Stored data entries
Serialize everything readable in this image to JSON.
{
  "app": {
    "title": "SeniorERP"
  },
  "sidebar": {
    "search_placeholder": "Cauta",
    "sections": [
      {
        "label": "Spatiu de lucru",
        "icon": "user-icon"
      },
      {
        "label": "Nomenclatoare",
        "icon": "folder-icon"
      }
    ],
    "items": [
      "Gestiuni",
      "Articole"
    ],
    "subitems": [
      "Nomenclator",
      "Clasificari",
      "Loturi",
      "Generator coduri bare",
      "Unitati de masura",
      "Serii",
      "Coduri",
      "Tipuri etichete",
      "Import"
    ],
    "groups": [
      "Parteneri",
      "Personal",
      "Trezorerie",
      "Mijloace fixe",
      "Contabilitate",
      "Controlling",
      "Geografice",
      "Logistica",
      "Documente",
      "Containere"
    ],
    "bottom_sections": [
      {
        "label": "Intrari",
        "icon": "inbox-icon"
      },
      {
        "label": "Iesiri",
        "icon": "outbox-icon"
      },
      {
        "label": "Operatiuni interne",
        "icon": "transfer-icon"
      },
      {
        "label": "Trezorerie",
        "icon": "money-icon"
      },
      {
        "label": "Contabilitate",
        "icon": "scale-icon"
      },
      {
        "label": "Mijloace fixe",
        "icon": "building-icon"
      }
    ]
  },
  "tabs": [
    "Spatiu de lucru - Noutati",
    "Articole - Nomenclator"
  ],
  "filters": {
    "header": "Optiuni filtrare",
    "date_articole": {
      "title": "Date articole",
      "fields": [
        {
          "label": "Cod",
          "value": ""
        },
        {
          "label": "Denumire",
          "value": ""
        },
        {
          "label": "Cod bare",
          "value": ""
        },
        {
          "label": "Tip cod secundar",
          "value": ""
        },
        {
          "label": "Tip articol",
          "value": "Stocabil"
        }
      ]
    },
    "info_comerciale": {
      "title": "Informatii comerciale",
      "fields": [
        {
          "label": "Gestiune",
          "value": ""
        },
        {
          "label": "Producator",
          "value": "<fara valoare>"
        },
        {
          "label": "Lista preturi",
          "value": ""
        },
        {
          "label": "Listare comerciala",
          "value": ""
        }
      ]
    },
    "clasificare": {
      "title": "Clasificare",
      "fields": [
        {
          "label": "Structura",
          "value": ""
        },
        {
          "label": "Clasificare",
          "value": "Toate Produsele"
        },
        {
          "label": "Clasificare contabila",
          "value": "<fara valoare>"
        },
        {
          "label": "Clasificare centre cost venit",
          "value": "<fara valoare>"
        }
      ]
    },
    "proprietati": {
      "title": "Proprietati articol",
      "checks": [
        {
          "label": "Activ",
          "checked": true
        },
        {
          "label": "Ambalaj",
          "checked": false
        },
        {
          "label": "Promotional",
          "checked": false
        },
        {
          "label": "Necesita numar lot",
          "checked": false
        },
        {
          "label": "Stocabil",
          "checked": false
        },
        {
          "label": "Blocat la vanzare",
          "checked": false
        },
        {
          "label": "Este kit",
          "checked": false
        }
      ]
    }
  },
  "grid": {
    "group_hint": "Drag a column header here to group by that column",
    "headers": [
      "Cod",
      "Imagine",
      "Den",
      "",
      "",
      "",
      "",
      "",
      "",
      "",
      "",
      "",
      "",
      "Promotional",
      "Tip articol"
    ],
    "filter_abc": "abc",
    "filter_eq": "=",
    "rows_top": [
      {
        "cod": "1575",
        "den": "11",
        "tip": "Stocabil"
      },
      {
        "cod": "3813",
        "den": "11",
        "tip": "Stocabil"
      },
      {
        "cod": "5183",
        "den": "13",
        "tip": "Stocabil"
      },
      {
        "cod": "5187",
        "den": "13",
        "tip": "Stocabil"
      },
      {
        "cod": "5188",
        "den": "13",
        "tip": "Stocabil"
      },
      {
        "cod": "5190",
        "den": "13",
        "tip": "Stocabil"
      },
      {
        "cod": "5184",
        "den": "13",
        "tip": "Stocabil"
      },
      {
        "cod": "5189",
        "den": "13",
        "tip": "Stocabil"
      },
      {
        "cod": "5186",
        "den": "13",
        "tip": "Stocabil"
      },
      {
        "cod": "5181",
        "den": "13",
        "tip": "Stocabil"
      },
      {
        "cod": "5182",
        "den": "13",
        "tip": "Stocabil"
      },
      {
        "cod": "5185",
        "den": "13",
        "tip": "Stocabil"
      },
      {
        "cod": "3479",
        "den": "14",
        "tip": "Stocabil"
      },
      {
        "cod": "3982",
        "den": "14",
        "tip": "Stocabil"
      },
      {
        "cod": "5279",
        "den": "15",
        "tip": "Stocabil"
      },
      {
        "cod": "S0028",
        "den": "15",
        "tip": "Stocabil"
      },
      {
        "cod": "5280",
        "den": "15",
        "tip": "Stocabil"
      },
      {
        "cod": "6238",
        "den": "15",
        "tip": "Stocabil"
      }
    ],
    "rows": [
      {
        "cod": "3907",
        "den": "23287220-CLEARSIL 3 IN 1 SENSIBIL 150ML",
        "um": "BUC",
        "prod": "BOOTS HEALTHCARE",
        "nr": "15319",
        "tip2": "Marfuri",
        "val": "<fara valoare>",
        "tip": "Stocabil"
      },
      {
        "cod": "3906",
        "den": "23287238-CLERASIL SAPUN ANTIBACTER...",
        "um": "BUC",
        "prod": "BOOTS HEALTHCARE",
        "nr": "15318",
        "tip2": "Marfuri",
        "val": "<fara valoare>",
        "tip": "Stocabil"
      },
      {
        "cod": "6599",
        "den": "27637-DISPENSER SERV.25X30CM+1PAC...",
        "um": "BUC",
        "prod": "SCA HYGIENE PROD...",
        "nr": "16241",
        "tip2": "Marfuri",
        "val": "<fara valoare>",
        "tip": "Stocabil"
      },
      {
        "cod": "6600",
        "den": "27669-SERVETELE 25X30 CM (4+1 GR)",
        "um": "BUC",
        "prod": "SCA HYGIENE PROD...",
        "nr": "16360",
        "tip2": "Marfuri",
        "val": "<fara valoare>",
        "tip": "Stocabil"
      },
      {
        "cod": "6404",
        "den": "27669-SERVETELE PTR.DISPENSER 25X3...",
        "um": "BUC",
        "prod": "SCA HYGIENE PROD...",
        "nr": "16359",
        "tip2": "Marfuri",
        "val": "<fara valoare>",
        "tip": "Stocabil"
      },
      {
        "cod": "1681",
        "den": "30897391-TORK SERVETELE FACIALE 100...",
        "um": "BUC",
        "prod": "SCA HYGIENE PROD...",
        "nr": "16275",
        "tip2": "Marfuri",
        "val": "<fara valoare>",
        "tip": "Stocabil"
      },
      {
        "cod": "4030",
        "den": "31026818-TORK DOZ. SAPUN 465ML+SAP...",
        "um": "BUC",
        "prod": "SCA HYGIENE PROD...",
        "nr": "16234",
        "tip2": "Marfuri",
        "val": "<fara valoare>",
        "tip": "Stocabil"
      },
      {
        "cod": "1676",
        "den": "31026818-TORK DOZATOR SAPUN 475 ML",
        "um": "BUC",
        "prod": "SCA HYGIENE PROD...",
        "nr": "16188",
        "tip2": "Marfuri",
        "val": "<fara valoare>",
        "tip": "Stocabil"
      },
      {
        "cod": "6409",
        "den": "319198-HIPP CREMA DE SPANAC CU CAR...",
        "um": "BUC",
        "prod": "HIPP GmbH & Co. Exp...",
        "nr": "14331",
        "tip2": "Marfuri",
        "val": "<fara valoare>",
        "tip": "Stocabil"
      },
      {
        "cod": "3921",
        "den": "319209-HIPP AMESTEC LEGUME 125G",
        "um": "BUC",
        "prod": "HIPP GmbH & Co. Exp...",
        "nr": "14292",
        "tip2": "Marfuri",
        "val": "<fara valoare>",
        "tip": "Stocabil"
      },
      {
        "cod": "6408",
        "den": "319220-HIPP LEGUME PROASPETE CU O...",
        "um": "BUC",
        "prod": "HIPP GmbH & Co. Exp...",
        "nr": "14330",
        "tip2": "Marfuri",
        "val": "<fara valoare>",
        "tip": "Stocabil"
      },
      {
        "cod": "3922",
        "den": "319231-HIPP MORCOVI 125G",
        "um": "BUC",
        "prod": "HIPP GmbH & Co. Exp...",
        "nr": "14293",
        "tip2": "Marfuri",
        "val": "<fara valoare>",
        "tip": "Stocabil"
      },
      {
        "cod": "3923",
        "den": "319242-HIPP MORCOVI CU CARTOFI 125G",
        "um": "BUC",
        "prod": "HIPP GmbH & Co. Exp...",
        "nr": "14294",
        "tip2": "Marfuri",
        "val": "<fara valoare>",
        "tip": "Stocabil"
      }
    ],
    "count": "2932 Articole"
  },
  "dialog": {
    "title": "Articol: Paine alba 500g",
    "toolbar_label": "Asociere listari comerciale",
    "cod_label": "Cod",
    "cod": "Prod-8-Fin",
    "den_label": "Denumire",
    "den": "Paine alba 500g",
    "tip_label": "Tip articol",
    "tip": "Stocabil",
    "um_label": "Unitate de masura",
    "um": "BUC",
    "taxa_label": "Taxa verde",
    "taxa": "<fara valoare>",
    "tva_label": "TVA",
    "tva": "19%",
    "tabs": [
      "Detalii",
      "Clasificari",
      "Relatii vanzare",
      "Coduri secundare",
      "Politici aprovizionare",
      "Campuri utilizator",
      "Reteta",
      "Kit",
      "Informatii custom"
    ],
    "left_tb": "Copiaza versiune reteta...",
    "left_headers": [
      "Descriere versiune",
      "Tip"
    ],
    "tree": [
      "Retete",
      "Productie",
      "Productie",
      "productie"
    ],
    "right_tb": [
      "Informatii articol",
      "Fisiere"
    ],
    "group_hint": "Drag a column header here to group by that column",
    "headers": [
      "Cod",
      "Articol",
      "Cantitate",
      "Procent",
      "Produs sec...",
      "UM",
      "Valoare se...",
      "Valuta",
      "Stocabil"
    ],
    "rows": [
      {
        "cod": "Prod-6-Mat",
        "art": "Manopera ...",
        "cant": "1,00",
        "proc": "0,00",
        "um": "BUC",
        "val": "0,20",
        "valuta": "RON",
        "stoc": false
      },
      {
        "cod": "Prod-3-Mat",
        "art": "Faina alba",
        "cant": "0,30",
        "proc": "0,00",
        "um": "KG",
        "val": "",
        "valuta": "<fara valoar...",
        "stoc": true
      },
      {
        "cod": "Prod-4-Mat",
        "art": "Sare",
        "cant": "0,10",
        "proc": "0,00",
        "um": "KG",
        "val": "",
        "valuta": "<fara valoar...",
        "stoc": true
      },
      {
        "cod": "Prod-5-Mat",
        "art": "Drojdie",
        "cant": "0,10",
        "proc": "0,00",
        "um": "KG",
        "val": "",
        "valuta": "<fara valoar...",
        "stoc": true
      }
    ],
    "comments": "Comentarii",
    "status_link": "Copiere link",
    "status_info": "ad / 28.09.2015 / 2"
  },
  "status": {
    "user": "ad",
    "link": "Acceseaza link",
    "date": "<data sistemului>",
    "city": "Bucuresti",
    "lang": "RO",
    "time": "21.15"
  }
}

**Given instruction**
Give a single number: the count of lines above that include the word "Contabilitate".

**Correct answer**
2